-- Set problem --
Search the records below for the word "nazoratining" and show every line where it occurs.

[Begin Dataset excerpts]

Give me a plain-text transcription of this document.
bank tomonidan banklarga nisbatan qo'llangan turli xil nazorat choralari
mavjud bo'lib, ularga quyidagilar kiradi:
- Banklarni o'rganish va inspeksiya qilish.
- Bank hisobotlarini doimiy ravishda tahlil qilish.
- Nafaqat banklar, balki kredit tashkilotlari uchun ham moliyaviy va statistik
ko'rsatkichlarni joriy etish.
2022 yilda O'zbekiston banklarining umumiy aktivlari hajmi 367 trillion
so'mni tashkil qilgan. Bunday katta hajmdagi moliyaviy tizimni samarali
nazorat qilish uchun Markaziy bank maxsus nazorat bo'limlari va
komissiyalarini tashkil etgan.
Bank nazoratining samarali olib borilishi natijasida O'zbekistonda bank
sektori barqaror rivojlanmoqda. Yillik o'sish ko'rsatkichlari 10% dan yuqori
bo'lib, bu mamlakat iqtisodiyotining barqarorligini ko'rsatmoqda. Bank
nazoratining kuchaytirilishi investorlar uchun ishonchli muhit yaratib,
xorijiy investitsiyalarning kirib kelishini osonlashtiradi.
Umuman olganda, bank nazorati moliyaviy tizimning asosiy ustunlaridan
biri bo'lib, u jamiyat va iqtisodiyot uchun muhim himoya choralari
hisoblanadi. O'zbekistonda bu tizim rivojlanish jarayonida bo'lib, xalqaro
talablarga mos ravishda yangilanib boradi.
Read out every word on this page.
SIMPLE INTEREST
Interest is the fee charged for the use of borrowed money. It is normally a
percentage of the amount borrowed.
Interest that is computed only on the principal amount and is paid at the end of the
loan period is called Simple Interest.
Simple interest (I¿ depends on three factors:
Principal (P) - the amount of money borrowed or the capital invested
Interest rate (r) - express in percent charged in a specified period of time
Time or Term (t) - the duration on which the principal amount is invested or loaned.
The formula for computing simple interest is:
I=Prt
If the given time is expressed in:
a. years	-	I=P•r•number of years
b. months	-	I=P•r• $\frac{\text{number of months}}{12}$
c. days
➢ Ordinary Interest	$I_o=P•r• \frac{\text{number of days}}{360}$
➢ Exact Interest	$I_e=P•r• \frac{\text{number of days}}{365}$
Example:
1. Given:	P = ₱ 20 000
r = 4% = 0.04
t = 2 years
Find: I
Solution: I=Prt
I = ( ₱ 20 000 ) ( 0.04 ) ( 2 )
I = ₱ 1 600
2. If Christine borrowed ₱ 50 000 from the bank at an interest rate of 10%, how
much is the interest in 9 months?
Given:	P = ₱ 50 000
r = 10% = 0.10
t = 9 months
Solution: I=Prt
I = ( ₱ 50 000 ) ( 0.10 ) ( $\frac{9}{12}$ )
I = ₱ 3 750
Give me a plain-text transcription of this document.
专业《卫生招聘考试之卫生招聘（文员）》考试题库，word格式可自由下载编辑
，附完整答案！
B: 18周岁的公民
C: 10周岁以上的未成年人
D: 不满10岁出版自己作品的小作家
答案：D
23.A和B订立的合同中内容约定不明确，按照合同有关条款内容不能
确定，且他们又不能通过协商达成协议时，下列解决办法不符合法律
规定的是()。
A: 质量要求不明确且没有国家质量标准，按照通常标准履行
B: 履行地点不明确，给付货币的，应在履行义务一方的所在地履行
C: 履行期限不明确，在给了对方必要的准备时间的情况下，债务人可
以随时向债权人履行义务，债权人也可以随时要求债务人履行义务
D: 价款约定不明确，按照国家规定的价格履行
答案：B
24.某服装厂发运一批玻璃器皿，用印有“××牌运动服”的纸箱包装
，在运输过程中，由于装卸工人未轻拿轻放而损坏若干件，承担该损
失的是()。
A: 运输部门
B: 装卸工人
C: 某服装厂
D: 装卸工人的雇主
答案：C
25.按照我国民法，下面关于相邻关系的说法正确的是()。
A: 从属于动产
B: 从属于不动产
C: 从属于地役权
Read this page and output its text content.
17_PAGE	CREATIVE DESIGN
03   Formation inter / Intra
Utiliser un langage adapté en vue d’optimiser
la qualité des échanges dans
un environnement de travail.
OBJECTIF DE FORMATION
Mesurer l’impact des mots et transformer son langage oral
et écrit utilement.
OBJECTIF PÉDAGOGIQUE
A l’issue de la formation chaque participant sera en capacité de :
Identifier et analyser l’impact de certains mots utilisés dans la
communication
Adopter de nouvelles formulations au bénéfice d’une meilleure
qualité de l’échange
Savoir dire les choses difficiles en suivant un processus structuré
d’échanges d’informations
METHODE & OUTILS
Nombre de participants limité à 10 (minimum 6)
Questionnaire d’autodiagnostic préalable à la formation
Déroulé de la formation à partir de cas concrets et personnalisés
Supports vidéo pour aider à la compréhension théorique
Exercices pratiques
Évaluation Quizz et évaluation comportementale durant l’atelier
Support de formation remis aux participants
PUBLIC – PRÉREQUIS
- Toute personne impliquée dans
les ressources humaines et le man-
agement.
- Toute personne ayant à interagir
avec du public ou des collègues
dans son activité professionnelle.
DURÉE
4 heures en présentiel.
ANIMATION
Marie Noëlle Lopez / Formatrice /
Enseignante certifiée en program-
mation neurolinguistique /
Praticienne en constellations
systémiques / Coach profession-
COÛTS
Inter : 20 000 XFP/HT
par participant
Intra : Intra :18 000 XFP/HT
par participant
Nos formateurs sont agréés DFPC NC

[End Dataset excerpts]

-- Answer to the exercise --
Bank nazoratining samarali olib borilishi natijasida O'zbekistonda bank
nazoratining kuchaytirilishi investorlar uchun ishonchli muhit yaratib,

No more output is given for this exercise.